* Your goal:
Lines containing the word "subtitle" need to be counted. Please reply with how many there are, and nothing else.
[start Material]
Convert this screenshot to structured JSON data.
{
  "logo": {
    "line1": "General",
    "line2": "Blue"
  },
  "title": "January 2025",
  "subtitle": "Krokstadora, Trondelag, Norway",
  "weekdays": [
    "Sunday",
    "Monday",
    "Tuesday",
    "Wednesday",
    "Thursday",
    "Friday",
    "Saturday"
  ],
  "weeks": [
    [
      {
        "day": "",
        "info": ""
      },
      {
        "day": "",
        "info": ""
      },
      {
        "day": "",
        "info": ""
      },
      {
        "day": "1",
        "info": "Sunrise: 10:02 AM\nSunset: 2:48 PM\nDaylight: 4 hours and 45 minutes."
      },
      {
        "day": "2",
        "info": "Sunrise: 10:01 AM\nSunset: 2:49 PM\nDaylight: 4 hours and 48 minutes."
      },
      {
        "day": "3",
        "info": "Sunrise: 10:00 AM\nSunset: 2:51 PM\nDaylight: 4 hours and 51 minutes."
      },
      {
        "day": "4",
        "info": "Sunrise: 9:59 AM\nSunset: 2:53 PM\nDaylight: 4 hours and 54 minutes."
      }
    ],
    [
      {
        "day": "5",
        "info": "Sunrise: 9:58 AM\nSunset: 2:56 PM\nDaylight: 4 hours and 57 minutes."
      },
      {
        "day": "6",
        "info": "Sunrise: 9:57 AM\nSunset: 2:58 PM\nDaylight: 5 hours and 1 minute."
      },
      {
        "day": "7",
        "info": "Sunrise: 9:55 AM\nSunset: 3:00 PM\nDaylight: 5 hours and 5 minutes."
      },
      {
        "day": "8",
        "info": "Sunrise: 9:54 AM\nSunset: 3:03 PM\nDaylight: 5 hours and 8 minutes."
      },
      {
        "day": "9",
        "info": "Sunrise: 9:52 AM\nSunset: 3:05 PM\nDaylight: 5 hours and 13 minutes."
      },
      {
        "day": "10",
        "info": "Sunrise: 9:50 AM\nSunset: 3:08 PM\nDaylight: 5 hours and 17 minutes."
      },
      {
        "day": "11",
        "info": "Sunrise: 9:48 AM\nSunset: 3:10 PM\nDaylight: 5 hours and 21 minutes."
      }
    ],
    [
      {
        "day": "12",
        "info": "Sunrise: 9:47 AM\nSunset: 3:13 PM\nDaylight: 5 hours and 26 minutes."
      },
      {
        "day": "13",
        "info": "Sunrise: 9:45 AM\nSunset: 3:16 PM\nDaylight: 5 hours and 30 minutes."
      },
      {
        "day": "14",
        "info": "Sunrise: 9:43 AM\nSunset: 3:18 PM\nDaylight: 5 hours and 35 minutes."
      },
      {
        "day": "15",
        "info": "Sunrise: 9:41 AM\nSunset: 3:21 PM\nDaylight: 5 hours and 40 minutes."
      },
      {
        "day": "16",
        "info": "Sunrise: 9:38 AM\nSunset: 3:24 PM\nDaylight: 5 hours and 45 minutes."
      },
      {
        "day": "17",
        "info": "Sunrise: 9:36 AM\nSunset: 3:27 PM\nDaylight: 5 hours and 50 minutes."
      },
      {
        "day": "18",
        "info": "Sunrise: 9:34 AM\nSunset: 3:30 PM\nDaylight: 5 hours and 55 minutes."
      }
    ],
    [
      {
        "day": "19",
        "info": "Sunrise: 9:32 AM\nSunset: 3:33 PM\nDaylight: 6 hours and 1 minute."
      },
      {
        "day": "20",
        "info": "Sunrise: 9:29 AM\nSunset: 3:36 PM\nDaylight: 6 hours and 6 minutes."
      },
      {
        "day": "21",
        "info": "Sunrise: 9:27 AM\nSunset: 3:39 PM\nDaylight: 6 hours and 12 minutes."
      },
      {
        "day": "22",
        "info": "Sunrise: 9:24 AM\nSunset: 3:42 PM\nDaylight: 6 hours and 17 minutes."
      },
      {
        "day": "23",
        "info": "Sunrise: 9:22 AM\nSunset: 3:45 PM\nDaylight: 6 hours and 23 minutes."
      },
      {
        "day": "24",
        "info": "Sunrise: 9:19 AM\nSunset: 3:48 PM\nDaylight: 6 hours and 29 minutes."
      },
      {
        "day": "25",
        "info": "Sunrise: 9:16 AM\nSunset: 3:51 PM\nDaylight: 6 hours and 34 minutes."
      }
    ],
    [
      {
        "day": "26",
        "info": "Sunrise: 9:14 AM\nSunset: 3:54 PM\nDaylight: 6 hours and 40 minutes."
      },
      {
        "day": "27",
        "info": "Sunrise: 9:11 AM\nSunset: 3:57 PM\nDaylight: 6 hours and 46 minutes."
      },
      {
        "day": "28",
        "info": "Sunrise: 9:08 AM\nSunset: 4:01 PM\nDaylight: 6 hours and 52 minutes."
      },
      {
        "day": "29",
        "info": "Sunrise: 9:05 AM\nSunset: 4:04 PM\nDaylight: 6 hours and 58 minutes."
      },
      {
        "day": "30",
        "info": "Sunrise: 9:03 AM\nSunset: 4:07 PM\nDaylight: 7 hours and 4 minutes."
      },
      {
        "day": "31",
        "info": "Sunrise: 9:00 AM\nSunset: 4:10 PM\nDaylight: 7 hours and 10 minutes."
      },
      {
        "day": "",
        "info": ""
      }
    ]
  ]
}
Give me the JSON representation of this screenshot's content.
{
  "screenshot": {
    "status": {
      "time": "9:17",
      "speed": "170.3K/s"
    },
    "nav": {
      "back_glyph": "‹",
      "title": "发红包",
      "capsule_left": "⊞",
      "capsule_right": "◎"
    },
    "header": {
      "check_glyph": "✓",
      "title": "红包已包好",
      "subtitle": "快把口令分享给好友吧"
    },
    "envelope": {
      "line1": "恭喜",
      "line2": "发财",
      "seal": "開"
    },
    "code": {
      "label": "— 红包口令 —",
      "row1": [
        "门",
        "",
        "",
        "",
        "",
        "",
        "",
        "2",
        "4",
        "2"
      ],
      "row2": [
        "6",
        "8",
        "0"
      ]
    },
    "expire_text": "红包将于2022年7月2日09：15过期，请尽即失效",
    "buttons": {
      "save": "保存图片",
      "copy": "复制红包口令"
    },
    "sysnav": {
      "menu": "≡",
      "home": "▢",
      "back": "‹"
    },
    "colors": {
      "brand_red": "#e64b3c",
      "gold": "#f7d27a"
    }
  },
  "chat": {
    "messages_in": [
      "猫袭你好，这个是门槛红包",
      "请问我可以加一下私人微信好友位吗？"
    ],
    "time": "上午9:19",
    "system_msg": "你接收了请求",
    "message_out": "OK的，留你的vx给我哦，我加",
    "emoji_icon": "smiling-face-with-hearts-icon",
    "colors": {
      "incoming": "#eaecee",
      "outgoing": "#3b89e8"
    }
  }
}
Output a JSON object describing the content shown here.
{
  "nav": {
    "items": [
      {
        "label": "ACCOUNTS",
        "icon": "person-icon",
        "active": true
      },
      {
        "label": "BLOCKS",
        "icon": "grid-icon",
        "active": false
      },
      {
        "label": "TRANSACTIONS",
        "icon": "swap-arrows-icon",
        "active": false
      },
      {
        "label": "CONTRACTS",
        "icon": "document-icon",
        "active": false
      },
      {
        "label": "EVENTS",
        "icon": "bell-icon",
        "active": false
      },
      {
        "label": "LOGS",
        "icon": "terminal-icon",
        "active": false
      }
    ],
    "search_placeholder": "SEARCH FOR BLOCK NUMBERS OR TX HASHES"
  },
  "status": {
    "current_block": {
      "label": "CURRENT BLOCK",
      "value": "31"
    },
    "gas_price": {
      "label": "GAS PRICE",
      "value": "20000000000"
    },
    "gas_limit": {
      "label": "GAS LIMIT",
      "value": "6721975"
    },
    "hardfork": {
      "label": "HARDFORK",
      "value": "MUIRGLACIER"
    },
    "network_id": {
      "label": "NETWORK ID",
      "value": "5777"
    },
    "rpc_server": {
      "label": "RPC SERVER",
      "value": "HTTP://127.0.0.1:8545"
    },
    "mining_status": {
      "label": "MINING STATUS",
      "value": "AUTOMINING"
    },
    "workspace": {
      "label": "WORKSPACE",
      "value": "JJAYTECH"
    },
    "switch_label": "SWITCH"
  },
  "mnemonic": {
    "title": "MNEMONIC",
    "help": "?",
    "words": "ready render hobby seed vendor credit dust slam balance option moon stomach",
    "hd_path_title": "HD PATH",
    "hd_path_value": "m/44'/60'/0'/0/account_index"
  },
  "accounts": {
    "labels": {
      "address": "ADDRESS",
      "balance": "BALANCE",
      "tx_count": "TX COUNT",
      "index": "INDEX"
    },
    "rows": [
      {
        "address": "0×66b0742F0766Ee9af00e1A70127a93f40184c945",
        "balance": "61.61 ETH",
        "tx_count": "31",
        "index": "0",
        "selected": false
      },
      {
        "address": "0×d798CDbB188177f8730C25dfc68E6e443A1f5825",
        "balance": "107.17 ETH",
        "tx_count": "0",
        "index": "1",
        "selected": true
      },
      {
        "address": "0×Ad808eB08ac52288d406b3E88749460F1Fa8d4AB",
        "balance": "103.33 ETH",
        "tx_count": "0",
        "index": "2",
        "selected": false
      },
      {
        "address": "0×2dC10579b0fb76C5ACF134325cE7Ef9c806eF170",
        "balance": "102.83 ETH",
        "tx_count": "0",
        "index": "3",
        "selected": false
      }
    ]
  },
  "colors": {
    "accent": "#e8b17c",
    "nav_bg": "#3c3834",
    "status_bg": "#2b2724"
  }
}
[end Material]
* Result of the exercise:
2